* **Data for this task**
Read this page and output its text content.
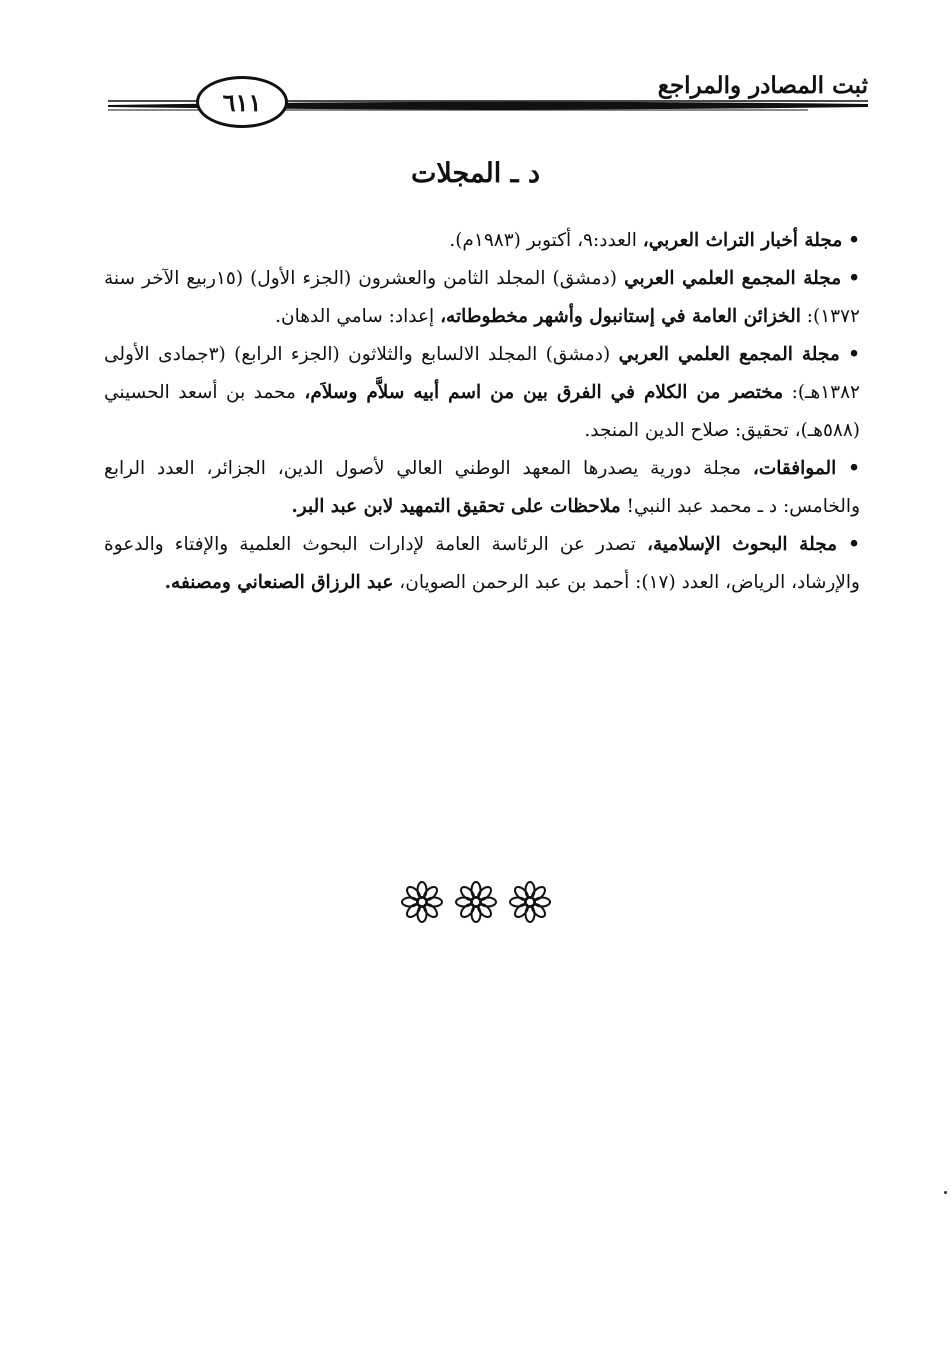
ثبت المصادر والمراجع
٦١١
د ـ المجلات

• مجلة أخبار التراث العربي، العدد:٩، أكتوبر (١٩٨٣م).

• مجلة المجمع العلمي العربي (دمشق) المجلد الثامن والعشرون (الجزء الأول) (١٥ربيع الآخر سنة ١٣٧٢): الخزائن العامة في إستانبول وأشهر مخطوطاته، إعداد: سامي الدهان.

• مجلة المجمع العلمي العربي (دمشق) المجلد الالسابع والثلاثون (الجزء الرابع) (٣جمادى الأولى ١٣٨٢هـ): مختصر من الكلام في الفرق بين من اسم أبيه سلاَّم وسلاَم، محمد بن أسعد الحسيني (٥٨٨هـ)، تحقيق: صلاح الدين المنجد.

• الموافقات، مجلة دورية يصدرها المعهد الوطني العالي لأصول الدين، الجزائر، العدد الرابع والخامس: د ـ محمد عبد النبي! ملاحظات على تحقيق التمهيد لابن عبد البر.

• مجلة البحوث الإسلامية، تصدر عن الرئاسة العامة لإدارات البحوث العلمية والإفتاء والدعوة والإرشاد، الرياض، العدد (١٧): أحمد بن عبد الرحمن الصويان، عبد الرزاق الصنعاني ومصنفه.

...

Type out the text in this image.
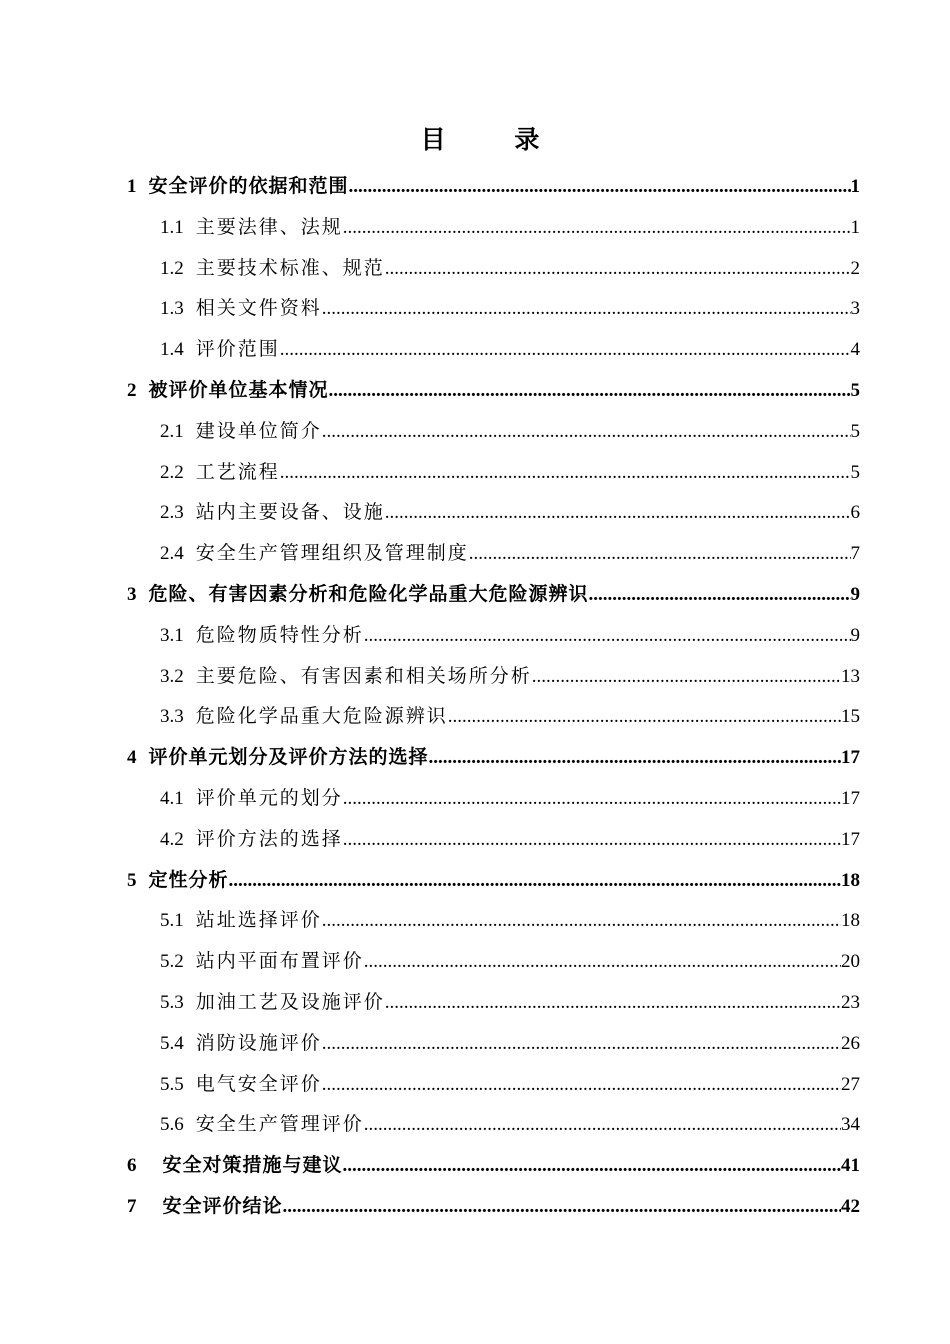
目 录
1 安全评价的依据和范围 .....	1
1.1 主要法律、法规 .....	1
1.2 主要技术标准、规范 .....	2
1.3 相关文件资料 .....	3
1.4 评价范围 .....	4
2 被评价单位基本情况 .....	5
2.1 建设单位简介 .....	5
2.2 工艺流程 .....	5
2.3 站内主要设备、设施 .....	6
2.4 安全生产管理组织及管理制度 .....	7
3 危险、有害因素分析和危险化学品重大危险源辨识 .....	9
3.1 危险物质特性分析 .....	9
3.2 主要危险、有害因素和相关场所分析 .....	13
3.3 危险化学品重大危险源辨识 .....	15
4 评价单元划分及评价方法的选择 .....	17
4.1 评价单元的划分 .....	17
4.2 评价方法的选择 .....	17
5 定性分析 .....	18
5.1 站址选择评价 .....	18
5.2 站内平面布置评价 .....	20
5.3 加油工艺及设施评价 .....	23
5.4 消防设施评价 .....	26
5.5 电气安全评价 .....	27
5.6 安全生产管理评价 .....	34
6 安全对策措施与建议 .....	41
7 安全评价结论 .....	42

* * *

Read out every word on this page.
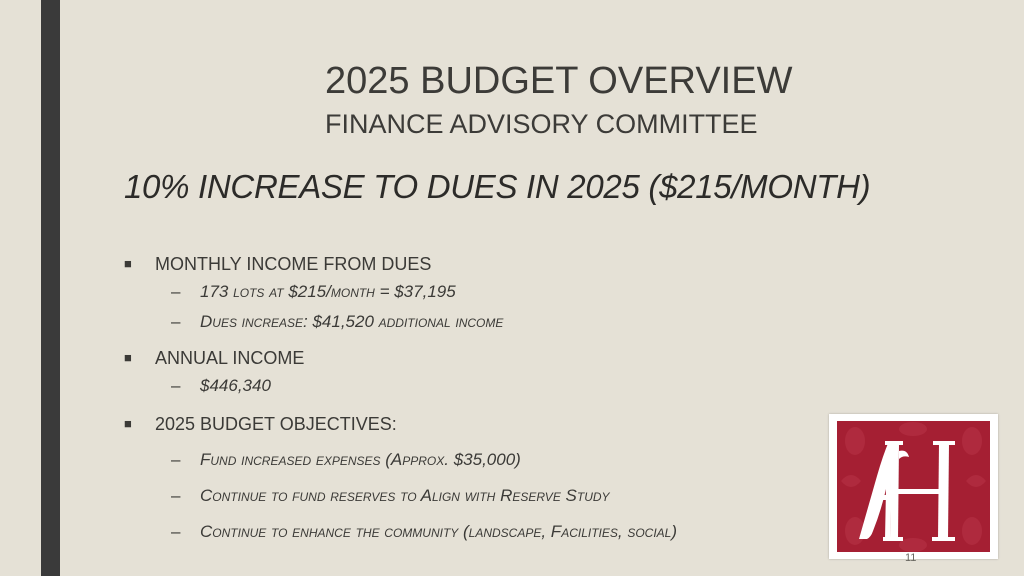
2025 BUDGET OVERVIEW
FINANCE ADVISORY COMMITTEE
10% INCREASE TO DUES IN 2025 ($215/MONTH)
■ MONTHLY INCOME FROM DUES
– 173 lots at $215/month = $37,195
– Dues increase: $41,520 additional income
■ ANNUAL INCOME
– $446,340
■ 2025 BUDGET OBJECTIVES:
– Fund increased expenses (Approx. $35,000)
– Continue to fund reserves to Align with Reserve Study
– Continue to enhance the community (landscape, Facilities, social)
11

* **Description of the task**
Go through the material and select each line with the string "page" in it.

* **Exercise response**
Read this page and output its text content.
Read out every word on this page.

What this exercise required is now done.